- Required task -
All of the records below need to be copied exactly.

================================

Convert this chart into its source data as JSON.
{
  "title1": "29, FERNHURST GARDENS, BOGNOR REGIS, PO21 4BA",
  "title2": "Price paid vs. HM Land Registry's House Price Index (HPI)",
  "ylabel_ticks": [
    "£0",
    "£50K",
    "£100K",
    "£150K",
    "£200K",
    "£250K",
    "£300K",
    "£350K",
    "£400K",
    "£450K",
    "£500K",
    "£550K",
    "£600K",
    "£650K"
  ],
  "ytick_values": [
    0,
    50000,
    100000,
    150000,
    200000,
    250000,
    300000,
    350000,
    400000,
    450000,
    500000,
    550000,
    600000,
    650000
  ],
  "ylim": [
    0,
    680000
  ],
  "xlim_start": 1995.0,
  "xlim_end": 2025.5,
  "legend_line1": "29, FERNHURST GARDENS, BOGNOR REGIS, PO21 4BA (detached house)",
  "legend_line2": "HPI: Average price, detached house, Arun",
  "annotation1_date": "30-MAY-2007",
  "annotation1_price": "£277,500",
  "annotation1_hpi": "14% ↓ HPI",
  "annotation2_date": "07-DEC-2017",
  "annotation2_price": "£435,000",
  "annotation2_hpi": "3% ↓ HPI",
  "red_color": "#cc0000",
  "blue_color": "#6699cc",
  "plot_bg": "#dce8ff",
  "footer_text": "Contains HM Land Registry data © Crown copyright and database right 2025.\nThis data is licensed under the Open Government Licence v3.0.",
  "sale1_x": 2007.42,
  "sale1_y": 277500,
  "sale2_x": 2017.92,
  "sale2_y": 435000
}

================================

- Right answer -
Convert this chart into its source data as JSON.
{
  "title1": "29, FERNHURST GARDENS, BOGNOR REGIS, PO21 4BA",
  "title2": "Price paid vs. HM Land Registry's House Price Index (HPI)",
  "ylabel_ticks": [
    "£0",
    "£50K",
    "£100K",
    "£150K",
    "£200K",
    "£250K",
    "£300K",
    "£350K",
    "£400K",
    "£450K",
    "£500K",
    "£550K",
    "£600K",
    "£650K"
  ],
  "ytick_values": [
    0,
    50000,
    100000,
    150000,
    200000,
    250000,
    300000,
    350000,
    400000,
    450000,
    500000,
    550000,
    600000,
    650000
  ],
  "ylim": [
    0,
    680000
  ],
  "xlim_start": 1995.0,
  "xlim_end": 2025.5,
  "legend_line1": "29, FERNHURST GARDENS, BOGNOR REGIS, PO21 4BA (detached house)",
  "legend_line2": "HPI: Average price, detached house, Arun",
  "annotation1_date": "30-MAY-2007",
  "annotation1_price": "£277,500",
  "annotation1_hpi": "14% ↓ HPI",
  "annotation2_date": "07-DEC-2017",
  "annotation2_price": "£435,000",
  "annotation2_hpi": "3% ↓ HPI",
  "red_color": "#cc0000",
  "blue_color": "#6699cc",
  "plot_bg": "#dce8ff",
  "footer_text": "Contains HM Land Registry data © Crown copyright and database right 2025.\nThis data is licensed under the Open Government Licence v3.0.",
  "sale1_x": 2007.42,
  "sale1_y": 277500,
  "sale2_x": 2017.92,
  "sale2_y": 435000
}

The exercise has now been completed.